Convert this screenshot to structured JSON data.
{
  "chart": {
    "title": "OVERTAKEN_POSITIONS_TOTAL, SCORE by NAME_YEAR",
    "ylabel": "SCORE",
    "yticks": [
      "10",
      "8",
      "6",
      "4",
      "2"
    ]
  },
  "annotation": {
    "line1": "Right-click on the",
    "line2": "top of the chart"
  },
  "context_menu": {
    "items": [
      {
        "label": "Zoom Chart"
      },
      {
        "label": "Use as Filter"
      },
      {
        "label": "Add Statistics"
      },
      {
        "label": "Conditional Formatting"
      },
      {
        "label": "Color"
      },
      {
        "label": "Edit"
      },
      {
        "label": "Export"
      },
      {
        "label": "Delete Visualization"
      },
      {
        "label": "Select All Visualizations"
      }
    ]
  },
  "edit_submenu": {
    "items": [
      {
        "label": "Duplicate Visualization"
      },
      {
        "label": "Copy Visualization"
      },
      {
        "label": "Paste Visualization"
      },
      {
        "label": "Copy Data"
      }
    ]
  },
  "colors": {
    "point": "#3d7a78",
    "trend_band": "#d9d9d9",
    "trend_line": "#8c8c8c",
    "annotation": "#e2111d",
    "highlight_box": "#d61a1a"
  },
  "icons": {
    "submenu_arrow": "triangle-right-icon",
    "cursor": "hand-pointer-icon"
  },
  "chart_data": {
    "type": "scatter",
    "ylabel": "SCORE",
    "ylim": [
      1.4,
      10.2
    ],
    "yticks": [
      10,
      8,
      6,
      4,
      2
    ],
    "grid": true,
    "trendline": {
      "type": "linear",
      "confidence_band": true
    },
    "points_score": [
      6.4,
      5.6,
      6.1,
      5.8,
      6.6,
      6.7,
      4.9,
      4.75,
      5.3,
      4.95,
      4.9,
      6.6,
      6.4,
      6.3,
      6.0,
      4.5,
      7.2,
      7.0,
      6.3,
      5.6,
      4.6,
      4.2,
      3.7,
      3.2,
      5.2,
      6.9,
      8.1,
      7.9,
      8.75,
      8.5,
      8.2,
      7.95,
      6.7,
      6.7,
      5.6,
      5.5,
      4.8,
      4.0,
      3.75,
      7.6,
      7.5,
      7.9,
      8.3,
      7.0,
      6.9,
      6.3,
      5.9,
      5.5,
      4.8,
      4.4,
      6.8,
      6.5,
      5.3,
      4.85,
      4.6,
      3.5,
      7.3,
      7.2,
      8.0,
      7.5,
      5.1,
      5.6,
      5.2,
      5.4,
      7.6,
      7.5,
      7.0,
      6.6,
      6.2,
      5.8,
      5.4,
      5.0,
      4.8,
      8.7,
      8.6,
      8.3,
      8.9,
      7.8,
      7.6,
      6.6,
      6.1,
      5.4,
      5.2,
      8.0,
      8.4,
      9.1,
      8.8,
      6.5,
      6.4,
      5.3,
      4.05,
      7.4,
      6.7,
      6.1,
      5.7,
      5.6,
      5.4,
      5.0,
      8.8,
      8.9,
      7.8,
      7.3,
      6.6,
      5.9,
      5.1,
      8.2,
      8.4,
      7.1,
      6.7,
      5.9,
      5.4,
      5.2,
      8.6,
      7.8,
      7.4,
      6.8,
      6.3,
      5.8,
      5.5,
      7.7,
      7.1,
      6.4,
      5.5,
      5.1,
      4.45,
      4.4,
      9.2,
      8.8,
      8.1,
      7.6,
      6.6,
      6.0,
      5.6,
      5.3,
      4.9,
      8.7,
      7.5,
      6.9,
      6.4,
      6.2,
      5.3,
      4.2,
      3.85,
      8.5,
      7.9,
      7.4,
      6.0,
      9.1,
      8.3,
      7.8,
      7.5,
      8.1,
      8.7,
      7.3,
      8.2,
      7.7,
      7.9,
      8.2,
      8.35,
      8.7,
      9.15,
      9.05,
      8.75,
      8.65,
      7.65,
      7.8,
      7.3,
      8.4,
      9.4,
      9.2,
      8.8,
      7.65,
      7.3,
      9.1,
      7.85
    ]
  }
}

━━━━━━

**Aim of the exercise:** Extract the whole listing, character for character.

**Problem solution:**
Convert this screenshot to structured JSON data.
{
  "chart": {
    "title": "OVERTAKEN_POSITIONS_TOTAL, SCORE by NAME_YEAR",
    "ylabel": "SCORE",
    "yticks": [
      "10",
      "8",
      "6",
      "4",
      "2"
    ]
  },
  "annotation": {
    "line1": "Right-click on the",
    "line2": "top of the chart"
  },
  "context_menu": {
    "items": [
      {
        "label": "Zoom Chart"
      },
      {
        "label": "Use as Filter"
      },
      {
        "label": "Add Statistics"
      },
      {
        "label": "Conditional Formatting"
      },
      {
        "label": "Color"
      },
      {
        "label": "Edit"
      },
      {
        "label": "Export"
      },
      {
        "label": "Delete Visualization"
      },
      {
        "label": "Select All Visualizations"
      }
    ]
  },
  "edit_submenu": {
    "items": [
      {
        "label": "Duplicate Visualization"
      },
      {
        "label": "Copy Visualization"
      },
      {
        "label": "Paste Visualization"
      },
      {
        "label": "Copy Data"
      }
    ]
  },
  "colors": {
    "point": "#3d7a78",
    "trend_band": "#d9d9d9",
    "trend_line": "#8c8c8c",
    "annotation": "#e2111d",
    "highlight_box": "#d61a1a"
  },
  "icons": {
    "submenu_arrow": "triangle-right-icon",
    "cursor": "hand-pointer-icon"
  },
  "chart_data": {
    "type": "scatter",
    "ylabel": "SCORE",
    "ylim": [
      1.4,
      10.2
    ],
    "yticks": [
      10,
      8,
      6,
      4,
      2
    ],
    "grid": true,
    "trendline": {
      "type": "linear",
      "confidence_band": true
    },
    "points_score": [
      6.4,
      5.6,
      6.1,
      5.8,
      6.6,
      6.7,
      4.9,
      4.75,
      5.3,
      4.95,
      4.9,
      6.6,
      6.4,
      6.3,
      6.0,
      4.5,
      7.2,
      7.0,
      6.3,
      5.6,
      4.6,
      4.2,
      3.7,
      3.2,
      5.2,
      6.9,
      8.1,
      7.9,
      8.75,
      8.5,
      8.2,
      7.95,
      6.7,
      6.7,
      5.6,
      5.5,
      4.8,
      4.0,
      3.75,
      7.6,
      7.5,
      7.9,
      8.3,
      7.0,
      6.9,
      6.3,
      5.9,
      5.5,
      4.8,
      4.4,
      6.8,
      6.5,
      5.3,
      4.85,
      4.6,
      3.5,
      7.3,
      7.2,
      8.0,
      7.5,
      5.1,
      5.6,
      5.2,
      5.4,
      7.6,
      7.5,
      7.0,
      6.6,
      6.2,
      5.8,
      5.4,
      5.0,
      4.8,
      8.7,
      8.6,
      8.3,
      8.9,
      7.8,
      7.6,
      6.6,
      6.1,
      5.4,
      5.2,
      8.0,
      8.4,
      9.1,
      8.8,
      6.5,
      6.4,
      5.3,
      4.05,
      7.4,
      6.7,
      6.1,
      5.7,
      5.6,
      5.4,
      5.0,
      8.8,
      8.9,
      7.8,
      7.3,
      6.6,
      5.9,
      5.1,
      8.2,
      8.4,
      7.1,
      6.7,
      5.9,
      5.4,
      5.2,
      8.6,
      7.8,
      7.4,
      6.8,
      6.3,
      5.8,
      5.5,
      7.7,
      7.1,
      6.4,
      5.5,
      5.1,
      4.45,
      4.4,
      9.2,
      8.8,
      8.1,
      7.6,
      6.6,
      6.0,
      5.6,
      5.3,
      4.9,
      8.7,
      7.5,
      6.9,
      6.4,
      6.2,
      5.3,
      4.2,
      3.85,
      8.5,
      7.9,
      7.4,
      6.0,
      9.1,
      8.3,
      7.8,
      7.5,
      8.1,
      8.7,
      7.3,
      8.2,
      7.7,
      7.9,
      8.2,
      8.35,
      8.7,
      9.15,
      9.05,
      8.75,
      8.65,
      7.65,
      7.8,
      7.3,
      8.4,
      9.4,
      9.2,
      8.8,
      7.65,
      7.3,
      9.1,
      7.85
    ]
  }
}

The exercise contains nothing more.